EXERCISE DETAILS → List every line in this data where the string "DONC" occurs.

EXERCISE INPUT →
________________________________________

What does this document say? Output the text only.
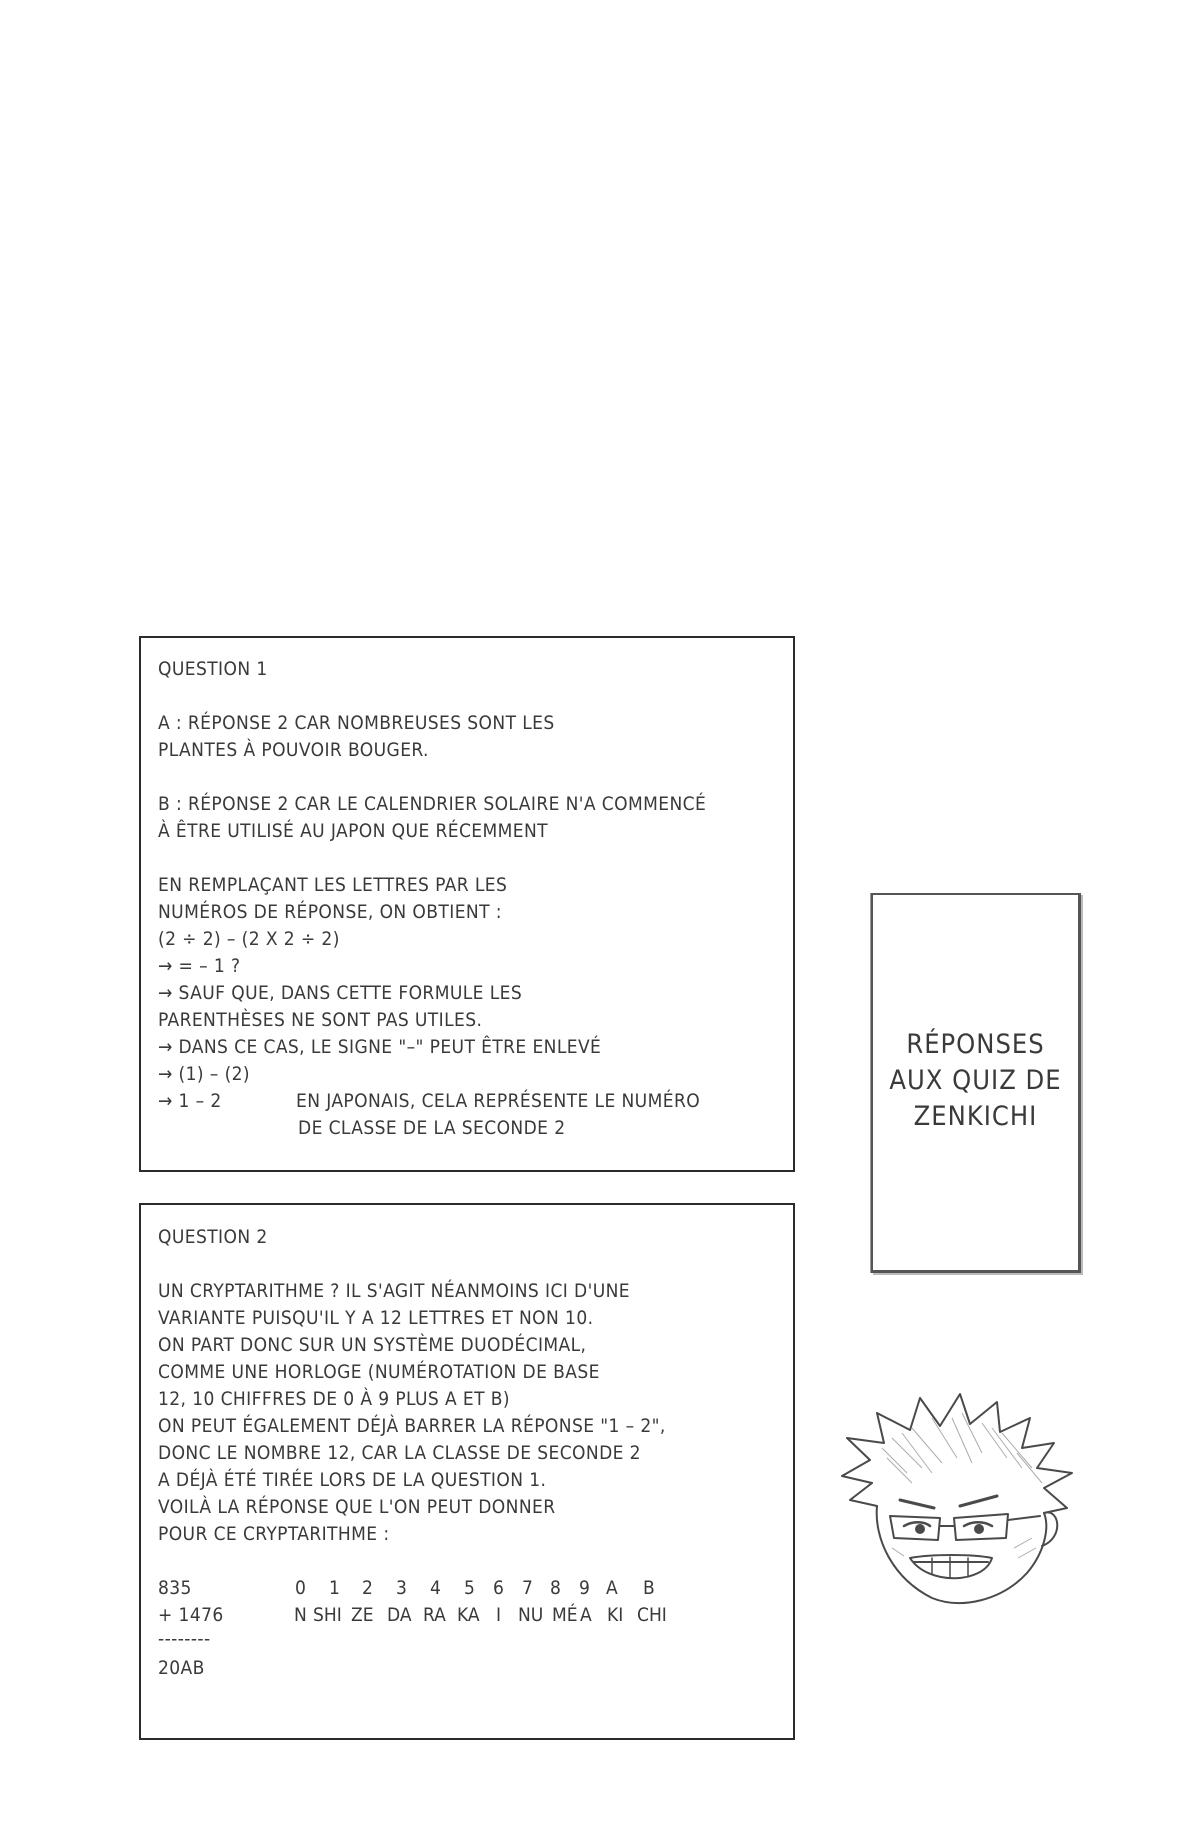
QUESTION 1
A : RÉPONSE 2 CAR NOMBREUSES SONT LES
PLANTES À POUVOIR BOUGER.
B : RÉPONSE 2 CAR LE CALENDRIER SOLAIRE N'A COMMENCÉ
À ÊTRE UTILISÉ AU JAPON QUE RÉCEMMENT
EN REMPLAÇANT LES LETTRES PAR LES
NUMÉROS DE RÉPONSE, ON OBTIENT :
(2 ÷ 2) – (2 X 2 ÷ 2)
→ = – 1 ?
→ SAUF QUE, DANS CETTE FORMULE LES
PARENTHÈSES NE SONT PAS UTILES.
→ DANS CE CAS, LE SIGNE "–" PEUT ÊTRE ENLEVÉ
→ (1) – (2)
→ 1 – 2	EN JAPONAIS, CELA REPRÉSENTE LE NUMÉRO
DE CLASSE DE LA SECONDE 2
QUESTION 2
UN CRYPTARITHME ? IL S'AGIT NÉANMOINS ICI D'UNE
VARIANTE PUISQU'IL Y A 12 LETTRES ET NON 10.
ON PART DONC SUR UN SYSTÈME DUODÉCIMAL,
COMME UNE HORLOGE (NUMÉROTATION DE BASE
12, 10 CHIFFRES DE 0 À 9 PLUS A ET B)
ON PEUT ÉGALEMENT DÉJÀ BARRER LA RÉPONSE "1 – 2",
DONC LE NOMBRE 12, CAR LA CLASSE DE SECONDE 2
A DÉJÀ ÉTÉ TIRÉE LORS DE LA QUESTION 1.
VOILÀ LA RÉPONSE QUE L'ON PEUT DONNER
POUR CE CRYPTARITHME :
835
+ 1476
--------
20AB
0 1 2 3 4 5 6 7 8 9 A B
N SHI ZE DA RA KA I NU MÉ A KI CHI
RÉPONSES
AUX QUIZ DE
ZENKICHI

________________________________________

FINISHED EXERCISE →
ON PART DONC SUR UN SYSTÈME DUODÉCIMAL,
DONC LE NOMBRE 12, CAR LA CLASSE DE SECONDE 2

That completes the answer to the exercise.